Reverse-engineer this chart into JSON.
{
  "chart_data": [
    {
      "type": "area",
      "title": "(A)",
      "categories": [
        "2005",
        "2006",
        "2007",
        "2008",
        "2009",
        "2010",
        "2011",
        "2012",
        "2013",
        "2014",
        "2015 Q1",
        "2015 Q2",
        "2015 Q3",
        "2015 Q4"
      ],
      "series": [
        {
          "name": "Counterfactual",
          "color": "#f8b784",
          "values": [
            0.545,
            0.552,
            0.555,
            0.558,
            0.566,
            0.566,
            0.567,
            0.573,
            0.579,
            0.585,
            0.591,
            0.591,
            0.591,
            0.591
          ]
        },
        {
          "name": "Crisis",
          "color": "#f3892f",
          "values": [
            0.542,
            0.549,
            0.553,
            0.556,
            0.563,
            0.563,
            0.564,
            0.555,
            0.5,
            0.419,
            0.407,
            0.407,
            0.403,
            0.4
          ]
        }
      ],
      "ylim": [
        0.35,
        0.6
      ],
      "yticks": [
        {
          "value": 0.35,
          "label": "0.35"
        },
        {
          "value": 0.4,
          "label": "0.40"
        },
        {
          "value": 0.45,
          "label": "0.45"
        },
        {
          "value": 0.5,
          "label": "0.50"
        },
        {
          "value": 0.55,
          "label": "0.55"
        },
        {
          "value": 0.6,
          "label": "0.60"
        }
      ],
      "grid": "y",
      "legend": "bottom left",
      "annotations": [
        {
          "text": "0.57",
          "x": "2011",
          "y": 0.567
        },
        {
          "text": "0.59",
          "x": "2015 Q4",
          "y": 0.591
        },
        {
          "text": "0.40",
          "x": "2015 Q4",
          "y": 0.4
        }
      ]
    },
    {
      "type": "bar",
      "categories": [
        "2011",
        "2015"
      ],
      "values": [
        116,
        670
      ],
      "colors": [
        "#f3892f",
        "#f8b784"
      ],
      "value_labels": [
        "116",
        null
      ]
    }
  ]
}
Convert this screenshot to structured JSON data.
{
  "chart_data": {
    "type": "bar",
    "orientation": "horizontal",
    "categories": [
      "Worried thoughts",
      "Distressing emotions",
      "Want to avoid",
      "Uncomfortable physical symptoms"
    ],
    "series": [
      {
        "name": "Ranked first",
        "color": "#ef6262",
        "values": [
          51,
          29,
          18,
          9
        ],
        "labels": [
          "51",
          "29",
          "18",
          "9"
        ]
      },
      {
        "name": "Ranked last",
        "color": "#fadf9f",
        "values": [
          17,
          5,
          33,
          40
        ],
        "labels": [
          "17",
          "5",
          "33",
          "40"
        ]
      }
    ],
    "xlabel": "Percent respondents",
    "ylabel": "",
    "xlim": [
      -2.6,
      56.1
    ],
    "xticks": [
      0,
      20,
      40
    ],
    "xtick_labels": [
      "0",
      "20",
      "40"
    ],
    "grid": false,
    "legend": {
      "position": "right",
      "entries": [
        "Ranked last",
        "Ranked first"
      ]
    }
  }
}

_____

Write out the full set of records exactly as given.

Reverse-engineer this chart into JSON.
{
  "chart_data": [
    {
      "type": "area",
      "title": "(A)",
      "categories": [
        "2005",
        "2006",
        "2007",
        "2008",
        "2009",
        "2010",
        "2011",
        "2012",
        "2013",
        "2014",
        "2015 Q1",
        "2015 Q2",
        "2015 Q3",
        "2015 Q4"
      ],
      "series": [
        {
          "name": "Counterfactual",
          "color": "#f8b784",
          "values": [
            0.545,
            0.552,
            0.555,
            0.558,
            0.566,
            0.566,
            0.567,
            0.573,
            0.579,
            0.585,
            0.591,
            0.591,
            0.591,
            0.591
          ]
        },
        {
          "name": "Crisis",
          "color": "#f3892f",
          "values": [
            0.542,
            0.549,
            0.553,
            0.556,
            0.563,
            0.563,
            0.564,
            0.555,
            0.5,
            0.419,
            0.407,
            0.407,
            0.403,
            0.4
          ]
        }
      ],
      "ylim": [
        0.35,
        0.6
      ],
      "yticks": [
        {
          "value": 0.35,
          "label": "0.35"
        },
        {
          "value": 0.4,
          "label": "0.40"
        },
        {
          "value": 0.45,
          "label": "0.45"
        },
        {
          "value": 0.5,
          "label": "0.50"
        },
        {
          "value": 0.55,
          "label": "0.55"
        },
        {
          "value": 0.6,
          "label": "0.60"
        }
      ],
      "grid": "y",
      "legend": "bottom left",
      "annotations": [
        {
          "text": "0.57",
          "x": "2011",
          "y": 0.567
        },
        {
          "text": "0.59",
          "x": "2015 Q4",
          "y": 0.591
        },
        {
          "text": "0.40",
          "x": "2015 Q4",
          "y": 0.4
        }
      ]
    },
    {
      "type": "bar",
      "categories": [
        "2011",
        "2015"
      ],
      "values": [
        116,
        670
      ],
      "colors": [
        "#f3892f",
        "#f8b784"
      ],
      "value_labels": [
        "116",
        null
      ]
    }
  ]
}
Convert this screenshot to structured JSON data.
{
  "chart_data": {
    "type": "bar",
    "orientation": "horizontal",
    "categories": [
      "Worried thoughts",
      "Distressing emotions",
      "Want to avoid",
      "Uncomfortable physical symptoms"
    ],
    "series": [
      {
        "name": "Ranked first",
        "color": "#ef6262",
        "values": [
          51,
          29,
          18,
          9
        ],
        "labels": [
          "51",
          "29",
          "18",
          "9"
        ]
      },
      {
        "name": "Ranked last",
        "color": "#fadf9f",
        "values": [
          17,
          5,
          33,
          40
        ],
        "labels": [
          "17",
          "5",
          "33",
          "40"
        ]
      }
    ],
    "xlabel": "Percent respondents",
    "ylabel": "",
    "xlim": [
      -2.6,
      56.1
    ],
    "xticks": [
      0,
      20,
      40
    ],
    "xtick_labels": [
      "0",
      "20",
      "40"
    ],
    "grid": false,
    "legend": {
      "position": "right",
      "entries": [
        "Ranked last",
        "Ranked first"
      ]
    }
  }
}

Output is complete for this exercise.